◆ **課題内容**
抜粋の「第3話では、天井の低い寝室やカフェとして使用しているキッチンのお話を伺います。」から「落ち着くなあと感じています。」まで（両端を含む）を、「寝室」を「ベッドルーム」に差し替えて更新してください。

◆ **抜粋**
....

【商店街の小さな家】第3話:天井が低くても、狭くても。制約は、暮らしやすさに変えられる?

編集スタッフ 栗村

ずっと賃貸派だった丸山さん夫婦の、ひょんなきっかけで始まった、気ままな家づくりを全3話でお届けしています。

第1話では、家を建てようと思った理由やその後の流れを。第2話では、コンパクトな居住空間で、心地よく暮らすための工夫についてご紹介しました。

第3話では、天井の低い寝室やカフェとして使用しているキッチンのお話を伺います。

 

天井が低くても、快適に過ごせる工夫

2階の寝室の天井高は215cm。丸山さんが手を上に伸ばせば、天井に触れるくらいの空間です。天井が低くて使い勝手が悪いことはないのでしょうか?

丸山さん:
「ここは寝るか本を読む場所と決めているので、天井が低いことは気にならないです。むしろ、寝るときは狭い方が落ち着くなあと感じています。

リラックスできるようにインテリアの色味は抑えています。

壁一面に棚を作ったのですが、一部を飾り棚にすることで抜け感が出るので、圧迫感も抑えられました」

▲本棚は、上は文庫本のようなコンパクトなものを、下の方は画集や大型本を収納できるサイズに合わせて造作してもらったそう。

 

場所をとらず、作業台にもなる冷蔵庫って?

最後に、1階のカフェにあるキッチンへ。店舗用のキッチンなので、設備がすごいのかなあと想像していたら、思ったよりもずっとコンパクトで驚きました。

丸山さん:
「いちばん置き場に困ったのが、冷蔵庫です。

家庭用の縦長のタイプを置くスペースがなくて、探していたら、建築家の方が自宅で業務用の冷蔵庫を使っているのを見たんです。

幅が150cmで奥行きが45cm、高さが80cmと、まるで作業台のようなサイズ感で。

食器棚の下に置いて、上に電子レンジやトースターを置いて使っています。便利ですが、ちょっと音がうるさめなので、さすがに居住スペースに置くと気になってしまうと思います」

 

コンパクトでも、機能性を追求したキッチン

▲棚はドイツのアンティーク品の支柱に木材でつくった棚板を載せたもの。

丸山さん:
「それから店舗として営業するために、シンクは2つ設ける必要がありました。棚は後付けしたもので、よく使う調味料やラップ、キッチンペーパーなどを置き、計量カップやキッチンバサミなどはポールに吊り下げています。

....

◆ **データセット抜粋**
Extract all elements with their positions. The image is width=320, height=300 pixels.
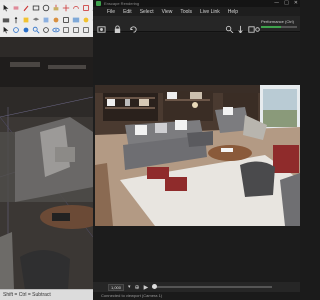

....

◆ **解答**
第3話では、天井の低いベッドルームやカフェとして使用しているキッチンのお話を伺います。

 

天井が低くても、快適に過ごせる工夫

2階のベッドルームの天井高は215cm。丸山さんが手を上に伸ばせば、天井に触れるくらいの空間です。天井が低くて使い勝手が悪いことはないのでしょうか?

丸山さん:
「ここは寝るか本を読む場所と決めているので、天井が低いことは気にならないです。むしろ、寝るときは狭い方が落ち着くなあと感じています。